Written instruction:
How many lines of these entries hold the string "time"? Reply with the number alone.

Recorded data
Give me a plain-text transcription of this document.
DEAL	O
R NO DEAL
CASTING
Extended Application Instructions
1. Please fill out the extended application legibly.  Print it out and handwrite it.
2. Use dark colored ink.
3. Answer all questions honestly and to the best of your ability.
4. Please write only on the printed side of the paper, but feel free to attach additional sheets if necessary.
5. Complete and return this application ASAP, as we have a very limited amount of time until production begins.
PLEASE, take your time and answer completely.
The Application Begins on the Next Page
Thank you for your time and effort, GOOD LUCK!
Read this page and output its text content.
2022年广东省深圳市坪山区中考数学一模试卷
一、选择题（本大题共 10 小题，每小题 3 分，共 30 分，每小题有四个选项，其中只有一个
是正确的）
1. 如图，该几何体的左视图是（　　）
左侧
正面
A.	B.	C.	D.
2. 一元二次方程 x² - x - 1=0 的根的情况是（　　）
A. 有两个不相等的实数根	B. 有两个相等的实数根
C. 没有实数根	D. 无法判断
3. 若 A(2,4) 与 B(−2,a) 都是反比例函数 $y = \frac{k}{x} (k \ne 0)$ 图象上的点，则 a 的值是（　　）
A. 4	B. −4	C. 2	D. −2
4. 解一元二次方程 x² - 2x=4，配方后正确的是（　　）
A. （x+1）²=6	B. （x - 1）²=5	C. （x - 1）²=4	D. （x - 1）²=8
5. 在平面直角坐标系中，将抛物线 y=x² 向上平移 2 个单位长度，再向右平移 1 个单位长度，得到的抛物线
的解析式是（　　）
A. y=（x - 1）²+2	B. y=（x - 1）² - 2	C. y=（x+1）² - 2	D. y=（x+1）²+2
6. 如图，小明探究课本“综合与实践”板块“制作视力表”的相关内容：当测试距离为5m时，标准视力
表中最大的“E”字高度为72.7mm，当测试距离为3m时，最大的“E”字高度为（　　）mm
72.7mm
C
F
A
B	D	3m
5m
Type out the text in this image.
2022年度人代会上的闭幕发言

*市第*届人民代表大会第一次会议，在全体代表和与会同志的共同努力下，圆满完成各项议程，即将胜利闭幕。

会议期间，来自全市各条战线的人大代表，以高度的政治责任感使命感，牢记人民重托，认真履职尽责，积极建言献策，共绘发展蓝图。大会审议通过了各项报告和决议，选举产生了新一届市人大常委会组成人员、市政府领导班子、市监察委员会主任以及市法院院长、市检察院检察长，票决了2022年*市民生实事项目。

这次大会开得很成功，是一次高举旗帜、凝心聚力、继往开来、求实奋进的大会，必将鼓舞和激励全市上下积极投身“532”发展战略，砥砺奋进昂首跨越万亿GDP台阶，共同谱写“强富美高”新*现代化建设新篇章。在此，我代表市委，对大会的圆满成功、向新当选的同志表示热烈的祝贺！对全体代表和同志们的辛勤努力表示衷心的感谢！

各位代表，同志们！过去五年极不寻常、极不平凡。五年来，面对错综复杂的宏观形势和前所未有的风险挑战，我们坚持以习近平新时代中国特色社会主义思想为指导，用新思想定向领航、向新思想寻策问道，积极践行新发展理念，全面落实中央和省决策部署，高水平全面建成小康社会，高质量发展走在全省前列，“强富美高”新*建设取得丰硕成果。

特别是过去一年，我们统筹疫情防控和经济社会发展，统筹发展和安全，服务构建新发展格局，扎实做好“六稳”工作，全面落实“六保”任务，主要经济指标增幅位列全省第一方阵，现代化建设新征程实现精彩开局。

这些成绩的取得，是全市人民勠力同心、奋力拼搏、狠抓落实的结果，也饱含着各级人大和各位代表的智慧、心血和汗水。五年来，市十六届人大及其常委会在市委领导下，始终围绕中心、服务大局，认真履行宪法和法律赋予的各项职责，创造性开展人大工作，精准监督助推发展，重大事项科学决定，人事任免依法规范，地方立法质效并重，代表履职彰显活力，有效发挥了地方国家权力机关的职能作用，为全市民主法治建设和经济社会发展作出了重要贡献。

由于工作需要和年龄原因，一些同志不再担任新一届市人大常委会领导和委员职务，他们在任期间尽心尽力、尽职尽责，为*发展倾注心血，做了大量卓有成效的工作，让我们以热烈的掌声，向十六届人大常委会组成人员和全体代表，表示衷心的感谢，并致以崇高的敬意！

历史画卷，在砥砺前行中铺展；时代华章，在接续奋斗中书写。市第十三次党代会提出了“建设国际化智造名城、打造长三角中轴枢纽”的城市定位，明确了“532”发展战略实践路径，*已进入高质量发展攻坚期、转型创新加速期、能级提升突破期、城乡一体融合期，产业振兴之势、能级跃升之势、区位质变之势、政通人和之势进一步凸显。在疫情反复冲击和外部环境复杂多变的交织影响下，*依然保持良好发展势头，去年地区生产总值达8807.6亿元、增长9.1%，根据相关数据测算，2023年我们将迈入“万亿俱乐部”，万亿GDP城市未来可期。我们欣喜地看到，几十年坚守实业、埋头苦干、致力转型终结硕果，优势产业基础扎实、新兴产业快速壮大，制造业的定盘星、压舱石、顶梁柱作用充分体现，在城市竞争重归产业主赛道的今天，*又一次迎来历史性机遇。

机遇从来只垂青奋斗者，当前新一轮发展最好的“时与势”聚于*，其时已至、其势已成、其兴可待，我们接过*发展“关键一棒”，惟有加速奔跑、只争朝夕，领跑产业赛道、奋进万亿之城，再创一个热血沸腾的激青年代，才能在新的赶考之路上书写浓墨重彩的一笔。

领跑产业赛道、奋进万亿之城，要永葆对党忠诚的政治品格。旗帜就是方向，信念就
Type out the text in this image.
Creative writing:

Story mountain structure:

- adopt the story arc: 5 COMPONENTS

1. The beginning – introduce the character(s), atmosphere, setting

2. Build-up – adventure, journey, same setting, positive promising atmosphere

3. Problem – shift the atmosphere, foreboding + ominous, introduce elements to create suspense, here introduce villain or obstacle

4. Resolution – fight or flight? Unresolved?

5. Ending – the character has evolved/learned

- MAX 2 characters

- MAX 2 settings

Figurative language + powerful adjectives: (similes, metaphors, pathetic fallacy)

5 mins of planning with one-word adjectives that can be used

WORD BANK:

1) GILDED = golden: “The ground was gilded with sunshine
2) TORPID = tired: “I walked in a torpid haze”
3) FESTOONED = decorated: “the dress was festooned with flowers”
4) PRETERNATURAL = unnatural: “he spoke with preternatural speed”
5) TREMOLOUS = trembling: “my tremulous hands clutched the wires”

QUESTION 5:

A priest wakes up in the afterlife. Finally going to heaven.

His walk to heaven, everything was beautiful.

Solution to the problem:
3